[Dataset entries]
════════════════

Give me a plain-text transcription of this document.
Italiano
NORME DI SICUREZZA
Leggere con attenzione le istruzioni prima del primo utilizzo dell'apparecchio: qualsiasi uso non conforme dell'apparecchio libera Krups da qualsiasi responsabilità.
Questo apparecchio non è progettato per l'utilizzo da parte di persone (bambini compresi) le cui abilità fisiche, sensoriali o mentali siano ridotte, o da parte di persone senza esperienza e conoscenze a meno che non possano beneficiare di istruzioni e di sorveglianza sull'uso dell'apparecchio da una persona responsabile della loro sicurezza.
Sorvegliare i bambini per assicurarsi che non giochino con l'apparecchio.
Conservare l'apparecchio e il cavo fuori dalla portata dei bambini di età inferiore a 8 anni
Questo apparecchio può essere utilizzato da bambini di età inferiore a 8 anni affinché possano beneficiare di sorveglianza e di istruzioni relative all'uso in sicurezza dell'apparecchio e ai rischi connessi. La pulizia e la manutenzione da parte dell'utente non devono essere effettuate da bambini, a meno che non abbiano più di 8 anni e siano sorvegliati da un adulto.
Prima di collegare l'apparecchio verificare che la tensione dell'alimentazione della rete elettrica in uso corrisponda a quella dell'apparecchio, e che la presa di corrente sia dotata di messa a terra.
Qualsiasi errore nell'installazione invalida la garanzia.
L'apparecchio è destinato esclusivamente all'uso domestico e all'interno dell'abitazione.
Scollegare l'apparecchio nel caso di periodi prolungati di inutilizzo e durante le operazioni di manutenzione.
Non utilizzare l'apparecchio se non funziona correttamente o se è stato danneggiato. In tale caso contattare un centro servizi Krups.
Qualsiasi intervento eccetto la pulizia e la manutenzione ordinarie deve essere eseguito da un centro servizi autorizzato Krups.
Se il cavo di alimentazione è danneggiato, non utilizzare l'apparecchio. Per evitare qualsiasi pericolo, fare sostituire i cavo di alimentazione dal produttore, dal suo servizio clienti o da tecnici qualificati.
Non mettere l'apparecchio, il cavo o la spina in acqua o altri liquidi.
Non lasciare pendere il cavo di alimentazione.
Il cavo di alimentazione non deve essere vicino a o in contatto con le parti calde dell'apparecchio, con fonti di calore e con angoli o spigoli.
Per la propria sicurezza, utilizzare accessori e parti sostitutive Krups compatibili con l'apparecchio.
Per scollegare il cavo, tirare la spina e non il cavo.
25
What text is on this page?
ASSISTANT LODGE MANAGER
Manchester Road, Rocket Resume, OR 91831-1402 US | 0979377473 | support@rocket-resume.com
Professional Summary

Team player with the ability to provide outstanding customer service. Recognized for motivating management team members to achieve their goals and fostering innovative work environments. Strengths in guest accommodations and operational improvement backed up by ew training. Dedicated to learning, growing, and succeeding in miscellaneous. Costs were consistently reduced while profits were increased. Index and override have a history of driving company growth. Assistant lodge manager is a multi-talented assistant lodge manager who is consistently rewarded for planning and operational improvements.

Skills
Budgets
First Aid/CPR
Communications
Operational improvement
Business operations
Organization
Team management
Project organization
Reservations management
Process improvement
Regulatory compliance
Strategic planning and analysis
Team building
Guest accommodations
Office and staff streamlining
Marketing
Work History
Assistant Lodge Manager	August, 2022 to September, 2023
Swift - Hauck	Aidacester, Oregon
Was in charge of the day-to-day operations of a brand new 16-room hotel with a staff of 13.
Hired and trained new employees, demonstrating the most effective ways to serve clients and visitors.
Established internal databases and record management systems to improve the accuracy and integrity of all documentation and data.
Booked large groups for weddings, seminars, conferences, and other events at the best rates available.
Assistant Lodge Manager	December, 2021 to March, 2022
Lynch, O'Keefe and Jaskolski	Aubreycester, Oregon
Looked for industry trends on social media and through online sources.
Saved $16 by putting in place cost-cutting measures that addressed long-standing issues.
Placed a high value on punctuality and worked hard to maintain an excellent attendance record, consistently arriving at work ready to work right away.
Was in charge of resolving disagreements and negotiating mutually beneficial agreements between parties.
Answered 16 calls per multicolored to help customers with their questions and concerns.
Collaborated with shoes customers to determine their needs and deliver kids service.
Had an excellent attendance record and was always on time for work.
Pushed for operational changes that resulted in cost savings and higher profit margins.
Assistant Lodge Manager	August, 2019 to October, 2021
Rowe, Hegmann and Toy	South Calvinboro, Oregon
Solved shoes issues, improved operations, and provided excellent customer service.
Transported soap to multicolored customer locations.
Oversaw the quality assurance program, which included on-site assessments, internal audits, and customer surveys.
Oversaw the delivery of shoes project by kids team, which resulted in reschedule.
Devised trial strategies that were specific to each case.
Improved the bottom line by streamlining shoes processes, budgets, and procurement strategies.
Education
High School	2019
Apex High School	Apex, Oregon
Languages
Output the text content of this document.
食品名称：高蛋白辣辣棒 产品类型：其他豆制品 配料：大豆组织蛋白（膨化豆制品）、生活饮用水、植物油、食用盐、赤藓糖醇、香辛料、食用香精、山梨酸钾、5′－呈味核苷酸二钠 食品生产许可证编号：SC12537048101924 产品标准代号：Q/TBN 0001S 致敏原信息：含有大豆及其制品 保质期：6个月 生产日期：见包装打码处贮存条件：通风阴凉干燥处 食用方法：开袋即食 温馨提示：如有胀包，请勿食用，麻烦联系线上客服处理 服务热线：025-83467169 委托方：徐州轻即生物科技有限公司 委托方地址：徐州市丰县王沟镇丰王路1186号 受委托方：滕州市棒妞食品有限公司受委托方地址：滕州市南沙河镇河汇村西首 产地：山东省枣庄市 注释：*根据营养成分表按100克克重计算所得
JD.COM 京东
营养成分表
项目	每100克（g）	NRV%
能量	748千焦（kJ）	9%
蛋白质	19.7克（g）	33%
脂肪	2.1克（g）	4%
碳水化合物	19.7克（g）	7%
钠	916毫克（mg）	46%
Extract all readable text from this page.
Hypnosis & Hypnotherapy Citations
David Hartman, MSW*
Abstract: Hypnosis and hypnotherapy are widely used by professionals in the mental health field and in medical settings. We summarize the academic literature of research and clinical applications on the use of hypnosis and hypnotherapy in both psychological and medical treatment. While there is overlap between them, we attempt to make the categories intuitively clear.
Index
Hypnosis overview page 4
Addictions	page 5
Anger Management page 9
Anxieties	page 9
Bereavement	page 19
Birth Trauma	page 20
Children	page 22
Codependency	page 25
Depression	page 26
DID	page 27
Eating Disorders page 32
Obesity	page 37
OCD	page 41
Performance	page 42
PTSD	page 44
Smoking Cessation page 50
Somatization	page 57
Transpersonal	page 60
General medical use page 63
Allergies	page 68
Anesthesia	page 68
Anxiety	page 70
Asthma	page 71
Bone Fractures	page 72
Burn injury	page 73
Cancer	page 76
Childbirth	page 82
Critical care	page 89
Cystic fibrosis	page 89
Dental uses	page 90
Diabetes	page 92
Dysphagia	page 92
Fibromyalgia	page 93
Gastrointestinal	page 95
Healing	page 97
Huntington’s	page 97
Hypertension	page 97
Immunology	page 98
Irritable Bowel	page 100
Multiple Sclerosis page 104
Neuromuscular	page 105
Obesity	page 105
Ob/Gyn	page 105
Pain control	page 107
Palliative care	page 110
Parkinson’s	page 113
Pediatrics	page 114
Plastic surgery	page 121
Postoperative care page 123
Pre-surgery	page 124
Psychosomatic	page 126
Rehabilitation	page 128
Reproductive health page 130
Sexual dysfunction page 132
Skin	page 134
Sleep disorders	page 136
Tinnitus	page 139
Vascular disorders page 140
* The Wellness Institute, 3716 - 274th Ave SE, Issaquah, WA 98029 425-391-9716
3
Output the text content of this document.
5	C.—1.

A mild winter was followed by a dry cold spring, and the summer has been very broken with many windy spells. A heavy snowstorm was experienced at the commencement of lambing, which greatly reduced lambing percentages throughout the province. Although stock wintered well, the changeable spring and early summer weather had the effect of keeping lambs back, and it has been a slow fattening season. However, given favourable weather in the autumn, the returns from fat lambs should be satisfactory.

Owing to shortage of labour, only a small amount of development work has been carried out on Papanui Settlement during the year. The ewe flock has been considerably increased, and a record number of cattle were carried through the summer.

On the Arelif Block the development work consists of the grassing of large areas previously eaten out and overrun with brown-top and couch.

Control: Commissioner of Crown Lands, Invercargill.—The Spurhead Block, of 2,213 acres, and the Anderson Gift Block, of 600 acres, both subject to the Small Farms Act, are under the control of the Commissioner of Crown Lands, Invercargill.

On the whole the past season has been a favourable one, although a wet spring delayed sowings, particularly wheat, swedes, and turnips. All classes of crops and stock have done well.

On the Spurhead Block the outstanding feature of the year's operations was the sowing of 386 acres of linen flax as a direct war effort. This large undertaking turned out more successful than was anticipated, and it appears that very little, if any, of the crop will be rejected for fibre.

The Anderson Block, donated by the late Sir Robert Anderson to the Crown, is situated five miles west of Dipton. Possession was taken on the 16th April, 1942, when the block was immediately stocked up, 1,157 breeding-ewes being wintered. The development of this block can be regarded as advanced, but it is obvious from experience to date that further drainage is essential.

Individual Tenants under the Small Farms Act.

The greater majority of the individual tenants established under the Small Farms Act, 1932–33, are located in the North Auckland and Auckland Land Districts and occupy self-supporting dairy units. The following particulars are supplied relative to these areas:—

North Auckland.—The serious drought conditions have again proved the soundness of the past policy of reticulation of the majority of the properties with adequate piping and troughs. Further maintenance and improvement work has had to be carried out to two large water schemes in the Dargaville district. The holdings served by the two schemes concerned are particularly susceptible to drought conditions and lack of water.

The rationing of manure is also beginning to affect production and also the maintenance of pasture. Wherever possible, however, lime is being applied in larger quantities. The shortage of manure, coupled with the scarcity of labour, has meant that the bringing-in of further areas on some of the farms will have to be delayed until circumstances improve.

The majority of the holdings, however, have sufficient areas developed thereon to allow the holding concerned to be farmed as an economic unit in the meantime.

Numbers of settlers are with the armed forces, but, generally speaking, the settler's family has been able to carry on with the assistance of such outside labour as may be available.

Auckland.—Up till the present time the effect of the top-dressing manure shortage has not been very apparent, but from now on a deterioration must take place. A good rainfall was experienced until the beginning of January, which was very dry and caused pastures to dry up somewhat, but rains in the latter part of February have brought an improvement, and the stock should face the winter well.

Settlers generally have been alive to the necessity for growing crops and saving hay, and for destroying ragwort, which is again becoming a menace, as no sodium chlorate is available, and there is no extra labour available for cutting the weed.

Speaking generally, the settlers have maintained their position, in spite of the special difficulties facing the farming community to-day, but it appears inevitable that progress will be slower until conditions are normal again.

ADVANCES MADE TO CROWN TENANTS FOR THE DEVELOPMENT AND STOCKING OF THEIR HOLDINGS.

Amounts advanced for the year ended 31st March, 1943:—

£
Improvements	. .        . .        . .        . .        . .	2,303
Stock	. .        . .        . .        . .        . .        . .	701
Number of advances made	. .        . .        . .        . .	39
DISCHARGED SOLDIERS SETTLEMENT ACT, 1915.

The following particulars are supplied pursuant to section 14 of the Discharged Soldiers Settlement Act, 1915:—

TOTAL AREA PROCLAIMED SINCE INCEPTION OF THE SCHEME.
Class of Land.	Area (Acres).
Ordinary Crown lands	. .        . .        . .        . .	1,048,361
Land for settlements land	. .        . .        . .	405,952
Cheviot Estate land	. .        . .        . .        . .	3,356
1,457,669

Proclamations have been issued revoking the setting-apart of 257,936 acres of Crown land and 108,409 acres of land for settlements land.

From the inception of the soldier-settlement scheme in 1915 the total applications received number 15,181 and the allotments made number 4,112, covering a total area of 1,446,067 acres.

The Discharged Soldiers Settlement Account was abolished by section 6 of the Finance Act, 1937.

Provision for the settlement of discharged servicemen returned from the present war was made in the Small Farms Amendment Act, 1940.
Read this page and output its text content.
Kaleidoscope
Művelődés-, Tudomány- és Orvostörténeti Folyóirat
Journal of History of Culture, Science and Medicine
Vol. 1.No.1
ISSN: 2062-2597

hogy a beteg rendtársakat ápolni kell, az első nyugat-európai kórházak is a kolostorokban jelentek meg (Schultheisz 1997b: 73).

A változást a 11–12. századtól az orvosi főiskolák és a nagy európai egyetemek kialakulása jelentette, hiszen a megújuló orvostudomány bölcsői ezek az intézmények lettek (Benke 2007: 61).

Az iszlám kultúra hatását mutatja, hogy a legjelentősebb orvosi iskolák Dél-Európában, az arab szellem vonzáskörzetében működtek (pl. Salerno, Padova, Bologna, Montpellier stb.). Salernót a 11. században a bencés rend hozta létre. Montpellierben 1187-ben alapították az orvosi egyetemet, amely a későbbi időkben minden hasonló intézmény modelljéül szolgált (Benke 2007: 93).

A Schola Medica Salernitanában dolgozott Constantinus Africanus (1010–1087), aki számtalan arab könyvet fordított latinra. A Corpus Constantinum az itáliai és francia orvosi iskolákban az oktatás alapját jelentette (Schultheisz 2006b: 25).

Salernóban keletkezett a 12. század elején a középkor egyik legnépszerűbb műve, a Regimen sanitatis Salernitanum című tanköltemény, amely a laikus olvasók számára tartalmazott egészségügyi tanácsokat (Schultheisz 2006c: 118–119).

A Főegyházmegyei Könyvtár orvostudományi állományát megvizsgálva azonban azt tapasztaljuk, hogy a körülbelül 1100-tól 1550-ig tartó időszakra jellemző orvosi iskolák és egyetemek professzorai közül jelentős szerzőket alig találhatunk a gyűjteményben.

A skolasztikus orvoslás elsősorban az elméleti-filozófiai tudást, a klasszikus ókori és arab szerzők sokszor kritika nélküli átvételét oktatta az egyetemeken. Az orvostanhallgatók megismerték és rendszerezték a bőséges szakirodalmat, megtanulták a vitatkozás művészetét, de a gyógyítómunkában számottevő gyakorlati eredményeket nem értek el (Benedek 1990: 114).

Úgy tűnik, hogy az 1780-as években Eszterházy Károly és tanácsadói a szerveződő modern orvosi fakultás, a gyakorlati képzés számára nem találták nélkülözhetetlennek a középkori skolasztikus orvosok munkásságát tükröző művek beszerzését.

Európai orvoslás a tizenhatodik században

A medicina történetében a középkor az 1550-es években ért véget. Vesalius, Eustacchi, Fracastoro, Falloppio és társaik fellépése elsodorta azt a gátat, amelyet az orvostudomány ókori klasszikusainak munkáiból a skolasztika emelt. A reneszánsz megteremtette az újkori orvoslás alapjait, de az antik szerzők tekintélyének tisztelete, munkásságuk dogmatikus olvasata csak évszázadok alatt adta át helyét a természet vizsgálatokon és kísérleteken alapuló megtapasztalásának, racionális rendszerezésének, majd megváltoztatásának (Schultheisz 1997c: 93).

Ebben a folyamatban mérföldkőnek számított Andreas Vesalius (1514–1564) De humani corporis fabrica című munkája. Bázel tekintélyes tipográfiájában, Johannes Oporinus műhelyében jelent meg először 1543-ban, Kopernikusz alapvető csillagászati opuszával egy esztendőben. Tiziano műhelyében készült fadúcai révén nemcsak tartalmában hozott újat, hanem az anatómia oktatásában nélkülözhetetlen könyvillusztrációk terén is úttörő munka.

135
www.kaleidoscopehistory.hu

════════════════

To be done |
Collect each line holding the string "utilizzare".

Finished exercise |
Non utilizzare l'apparecchio se non funziona correttamente o se è stato danneggiato. In tale caso contattare un centro servizi Krups.
Se il cavo di alimentazione è danneggiato, non utilizzare l'apparecchio. Per evitare qualsiasi pericolo, fare sostituire i cavo di alimentazione dal produttore, dal suo servizio clienti o da tecnici qualificati.
Per la propria sicurezza, utilizzare accessori e parti sostitutive Krups compatibili con l'apparecchio.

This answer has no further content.